(Stated goal)
Extract, from the records beneath this instruction, each line that contains the word "text".

:: Extracted records ::

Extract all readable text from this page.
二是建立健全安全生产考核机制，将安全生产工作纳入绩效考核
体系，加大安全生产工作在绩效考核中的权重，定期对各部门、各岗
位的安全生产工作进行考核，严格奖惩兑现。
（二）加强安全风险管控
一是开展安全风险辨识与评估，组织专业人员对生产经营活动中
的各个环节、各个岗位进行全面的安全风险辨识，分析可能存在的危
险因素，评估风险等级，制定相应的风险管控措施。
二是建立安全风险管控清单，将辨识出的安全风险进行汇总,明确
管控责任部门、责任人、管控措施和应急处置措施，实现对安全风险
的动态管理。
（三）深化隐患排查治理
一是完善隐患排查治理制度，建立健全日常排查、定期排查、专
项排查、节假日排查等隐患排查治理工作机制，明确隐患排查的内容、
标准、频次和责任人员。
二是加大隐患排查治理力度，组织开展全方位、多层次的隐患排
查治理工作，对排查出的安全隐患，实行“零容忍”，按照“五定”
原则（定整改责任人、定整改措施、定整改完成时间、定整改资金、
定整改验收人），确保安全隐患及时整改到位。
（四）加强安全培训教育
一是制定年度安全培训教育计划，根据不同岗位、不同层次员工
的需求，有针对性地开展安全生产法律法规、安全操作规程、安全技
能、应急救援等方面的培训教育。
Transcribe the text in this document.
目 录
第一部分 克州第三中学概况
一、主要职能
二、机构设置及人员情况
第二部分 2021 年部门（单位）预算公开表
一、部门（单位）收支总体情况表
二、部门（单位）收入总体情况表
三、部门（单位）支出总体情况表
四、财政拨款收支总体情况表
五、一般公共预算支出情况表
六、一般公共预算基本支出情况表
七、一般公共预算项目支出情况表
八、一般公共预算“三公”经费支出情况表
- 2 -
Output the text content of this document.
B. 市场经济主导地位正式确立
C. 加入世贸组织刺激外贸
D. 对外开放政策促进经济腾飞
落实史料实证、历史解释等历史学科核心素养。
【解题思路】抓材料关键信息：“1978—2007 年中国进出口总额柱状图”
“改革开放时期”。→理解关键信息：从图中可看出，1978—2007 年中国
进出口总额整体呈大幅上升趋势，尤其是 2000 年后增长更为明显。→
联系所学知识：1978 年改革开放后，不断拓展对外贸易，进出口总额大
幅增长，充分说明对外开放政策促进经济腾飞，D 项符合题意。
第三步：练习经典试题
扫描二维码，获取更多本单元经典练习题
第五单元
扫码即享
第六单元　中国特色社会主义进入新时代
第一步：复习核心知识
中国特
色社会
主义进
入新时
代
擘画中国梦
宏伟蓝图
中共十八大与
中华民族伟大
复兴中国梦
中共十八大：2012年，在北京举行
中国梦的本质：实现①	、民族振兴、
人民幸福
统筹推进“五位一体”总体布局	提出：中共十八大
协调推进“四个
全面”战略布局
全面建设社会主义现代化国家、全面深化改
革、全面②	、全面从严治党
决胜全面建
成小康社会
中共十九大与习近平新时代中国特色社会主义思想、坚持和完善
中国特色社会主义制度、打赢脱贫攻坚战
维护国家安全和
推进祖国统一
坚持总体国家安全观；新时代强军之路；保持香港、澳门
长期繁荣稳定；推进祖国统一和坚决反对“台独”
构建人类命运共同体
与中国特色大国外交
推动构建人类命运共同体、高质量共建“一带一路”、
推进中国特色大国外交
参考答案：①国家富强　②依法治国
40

:::

(Result below)
Extract all readable text from this page.
Transcribe the text in this document.
Output the text content of this document.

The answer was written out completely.